Think back to the 2022 qualifying final. On a Friday night in front of 78,377 at the MCG Sydney led Melbourne by 19 points halfway through the final quarter but all the momentum was with the Dees. And then in five seconds two miraculous things happened to ensure the Swans went through to the preliminary final.
Ben Brown kicked long into an open Melbourne forward line, where Charlie Spargo was clear 10m goalside of Dane Rampe, the last Sydney defender. As Rampe hustled back, hoping just to hold him up, Spargo handballed over the top to an unattended Jake Melksham 15m from goal.
Melksham double-grabbed it but had time. He steadied and kicked as Robbie Fox came from nowhere. He’d sprinted from the middle of the ground and smothered the ball off Melksham’s boot. Magnificent.
But the ball fell to an open Spargo. Fox, still at full tilt, ran past the Demons goalsneak, turned and steadied just as Spargo snapped across his body for what looked like a certain goal.
Fox smothered the kick. The ball had clearly left the Spargo boot, making it more difficult for the defensive player, but with both arms out-stretched upwards the Sydney #42 pulled off the miraculous. Again.
Sydney cleared and Melbourne’s big moment was lost.
“What a smother. What a smother by Fox,” Seven commentator Brian Taylor screamed as the Swans took the ball downfield. “It was mid-air. It was gigantic … just as Melbourne were surging .. Sydney take a bow.”
They did that and more, winning by 22 points to book a semi-final showdown with Collingwood, which would lead them to the 2022 grand final against Geelong.
In a matter of seconds Fox had demonstrated to the outside football world exactly why he is valued so highly by Swans insiders. Because he epitomises what team sport is all about.
He asks for and expects nothing individual in return, and when it comes to low key he is as low key as it gets. Just happy to get a game and do his best for his mates.
On Sunday the now 31-year-old will have a rare moment in the spotlight when he becomes the 143rd Swans player to play 100 games.

#### STATED GOAL:
Write the next part of the article above about Sydney's Robbie Fox, starting right after its last sentence.

#### RAW DATA:
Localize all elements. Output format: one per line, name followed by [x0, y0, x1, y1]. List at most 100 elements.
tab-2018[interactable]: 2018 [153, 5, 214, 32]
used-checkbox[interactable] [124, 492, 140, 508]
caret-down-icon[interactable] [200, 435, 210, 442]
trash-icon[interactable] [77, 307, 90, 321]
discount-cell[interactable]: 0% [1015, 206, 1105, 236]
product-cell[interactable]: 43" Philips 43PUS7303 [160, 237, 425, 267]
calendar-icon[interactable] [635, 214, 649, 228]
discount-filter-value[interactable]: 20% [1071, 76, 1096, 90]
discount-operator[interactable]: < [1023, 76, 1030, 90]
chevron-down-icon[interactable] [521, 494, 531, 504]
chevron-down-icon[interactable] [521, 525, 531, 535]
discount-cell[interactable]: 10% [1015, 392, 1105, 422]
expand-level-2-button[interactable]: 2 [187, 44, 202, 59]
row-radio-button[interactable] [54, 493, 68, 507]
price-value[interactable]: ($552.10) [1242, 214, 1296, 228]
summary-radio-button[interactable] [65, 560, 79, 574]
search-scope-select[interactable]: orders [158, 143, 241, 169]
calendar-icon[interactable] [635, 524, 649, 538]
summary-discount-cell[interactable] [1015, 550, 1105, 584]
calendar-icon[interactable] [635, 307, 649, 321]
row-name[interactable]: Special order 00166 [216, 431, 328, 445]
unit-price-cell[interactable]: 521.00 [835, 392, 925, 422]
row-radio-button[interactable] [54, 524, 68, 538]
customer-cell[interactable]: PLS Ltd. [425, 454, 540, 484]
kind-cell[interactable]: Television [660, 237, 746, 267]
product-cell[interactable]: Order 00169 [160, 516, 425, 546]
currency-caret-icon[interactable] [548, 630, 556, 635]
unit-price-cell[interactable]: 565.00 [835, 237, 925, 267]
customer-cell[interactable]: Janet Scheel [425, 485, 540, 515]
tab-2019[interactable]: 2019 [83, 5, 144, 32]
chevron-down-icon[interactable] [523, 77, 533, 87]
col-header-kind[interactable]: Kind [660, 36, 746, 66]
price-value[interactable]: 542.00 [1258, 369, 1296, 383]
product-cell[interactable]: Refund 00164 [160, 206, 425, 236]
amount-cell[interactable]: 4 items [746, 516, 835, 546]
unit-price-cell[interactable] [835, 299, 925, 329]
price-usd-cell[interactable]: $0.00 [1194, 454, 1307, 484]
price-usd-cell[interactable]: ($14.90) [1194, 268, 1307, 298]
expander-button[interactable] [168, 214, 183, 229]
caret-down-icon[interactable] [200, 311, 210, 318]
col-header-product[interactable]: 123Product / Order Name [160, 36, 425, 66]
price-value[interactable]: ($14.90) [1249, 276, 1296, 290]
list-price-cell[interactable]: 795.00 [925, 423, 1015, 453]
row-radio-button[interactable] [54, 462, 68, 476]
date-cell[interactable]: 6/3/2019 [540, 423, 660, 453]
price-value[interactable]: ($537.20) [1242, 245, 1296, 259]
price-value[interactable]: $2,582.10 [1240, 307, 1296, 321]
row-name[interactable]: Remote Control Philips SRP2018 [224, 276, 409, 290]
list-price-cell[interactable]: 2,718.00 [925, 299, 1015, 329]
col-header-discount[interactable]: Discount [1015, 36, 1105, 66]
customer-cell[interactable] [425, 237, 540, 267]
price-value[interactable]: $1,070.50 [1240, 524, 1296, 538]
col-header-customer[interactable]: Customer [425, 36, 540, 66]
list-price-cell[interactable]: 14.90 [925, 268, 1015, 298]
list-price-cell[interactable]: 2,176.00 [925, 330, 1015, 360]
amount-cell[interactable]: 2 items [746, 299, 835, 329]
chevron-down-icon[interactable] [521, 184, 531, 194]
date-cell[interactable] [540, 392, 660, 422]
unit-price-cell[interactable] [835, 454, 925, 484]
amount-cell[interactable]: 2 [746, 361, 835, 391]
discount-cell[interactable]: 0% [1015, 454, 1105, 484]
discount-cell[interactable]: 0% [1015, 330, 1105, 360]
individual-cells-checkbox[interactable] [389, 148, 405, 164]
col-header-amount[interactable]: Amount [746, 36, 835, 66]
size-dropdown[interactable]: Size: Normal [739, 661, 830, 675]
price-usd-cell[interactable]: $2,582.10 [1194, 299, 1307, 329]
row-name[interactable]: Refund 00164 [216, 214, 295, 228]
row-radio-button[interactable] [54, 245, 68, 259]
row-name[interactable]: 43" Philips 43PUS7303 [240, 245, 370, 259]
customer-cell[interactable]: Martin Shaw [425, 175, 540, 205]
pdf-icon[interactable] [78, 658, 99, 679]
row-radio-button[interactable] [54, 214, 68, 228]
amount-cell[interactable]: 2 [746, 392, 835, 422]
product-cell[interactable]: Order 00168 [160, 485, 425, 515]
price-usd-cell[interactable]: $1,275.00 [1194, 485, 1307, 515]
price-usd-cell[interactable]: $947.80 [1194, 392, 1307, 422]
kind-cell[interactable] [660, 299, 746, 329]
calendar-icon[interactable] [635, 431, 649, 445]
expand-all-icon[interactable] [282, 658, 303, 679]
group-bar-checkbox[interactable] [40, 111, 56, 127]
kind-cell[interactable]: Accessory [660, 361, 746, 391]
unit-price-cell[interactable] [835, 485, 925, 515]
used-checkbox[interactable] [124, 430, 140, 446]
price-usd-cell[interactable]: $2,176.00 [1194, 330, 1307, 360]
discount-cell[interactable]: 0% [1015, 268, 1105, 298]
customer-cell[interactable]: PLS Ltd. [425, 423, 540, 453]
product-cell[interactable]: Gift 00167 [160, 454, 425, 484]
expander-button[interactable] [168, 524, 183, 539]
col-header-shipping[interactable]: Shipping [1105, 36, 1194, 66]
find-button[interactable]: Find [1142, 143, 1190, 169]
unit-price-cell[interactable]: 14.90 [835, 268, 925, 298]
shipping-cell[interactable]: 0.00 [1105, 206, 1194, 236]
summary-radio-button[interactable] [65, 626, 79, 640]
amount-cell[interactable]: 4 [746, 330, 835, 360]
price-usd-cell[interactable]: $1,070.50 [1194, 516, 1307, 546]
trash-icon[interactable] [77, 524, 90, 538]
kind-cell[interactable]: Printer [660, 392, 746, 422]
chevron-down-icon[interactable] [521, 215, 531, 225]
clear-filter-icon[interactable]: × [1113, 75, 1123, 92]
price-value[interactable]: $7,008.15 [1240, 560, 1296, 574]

#### RESULT BELOW:
At 31 years 103 days, he’ll be the sixth-oldest. And of those older, Lance Franklin had played 182 games at Hawthorn before joining Sydney, Paul Williams 189 games at Collingwood, and Rhyce Shaw 94 at Collingwood.
So only Bill Windley, a member of the first South Melbourne side in 1897, and Joe Prince, who joined South in 1910 after two years at St Kilda, were really older. And they played in an era of 17 or 18-game home-and-away seasons.
Indeed, Fox is a rarity. A junior basketball star from Burnie, Tasmania, via Aberfeldie in the Essendon District Football League and VFL club Coburg, he has walked a different path to the Swans 100-Game Club.
Having moved to Melbourne on a joint study/football mission, he was playing in 2013-14 at Aberfeldie when he had been dropped from the senior side. In both years. The AFL may as well have been on a different planet for a young man more focussed on his academic pursuits than his football.
He’d been living on campus at La Trobe University, driving across town to train and play at Aberfeldie, and getting home to find his mates in party mode.
He contemplated giving football away to get “a proper Uni experience” but as fate would have it, he lost his campus accommodation in a squeeze on numbers at La Trobe. Football survived.
In 2014 Fox was spotted playing with Aberfeldie by Peter German, a one-time North Melbourne star who was coaching Coburg in the VFL after assistant-coaching roles at Hawthorn, West Coast, Fremantle and Western Bulldogs and two WAFL premierships with Subiaco.
At first Fox discounted German’s bid to lure him to Coburg, but then West Coast midfielder Matt Priddis, who had played under German at Subiaco, won the Brownlow Medal. And in his acceptance speech he spoke glowingly about German’s influence.
Fox, coming off back-to-back grand final losses at Aberfeldie and partway through a four-year Bachelor of Education degree he was doing part-time over eight years, decided to give football one last crack.
He played only “seven or eight” VFL games with Coburg in an injury-disrupted 2015, but in 2016 things started to fall into place. He’d even had a 20-minute meeting with Swans recruiting boss Kinnear Beatson late in the season. It ended without any sort of commitment and he thought nothing of it.
And then, on 27 November, two days after the Swans had taken Ollie Florent and Will Hayward in the national draft and the night before the rookie draft, he got another call from Beatson telling him he was about to become a Swan.
So, the next day he packed up and drove with fellow rookie draftee Ben Ronke to Sydney. Something which two years earlier he hadn’t even dreamed off was suddenly a reality.
The 185cm utility, one of the best endurance runners at the club, inherited jumper #42, which had been worn most often by Paul Bevan and most recently by Xavier Richards. Bevan’s 129 games in #42 from 2004-11 included the 2005 premiership, while Richards’ 12 games from 2013-16 including the 2016 grand final.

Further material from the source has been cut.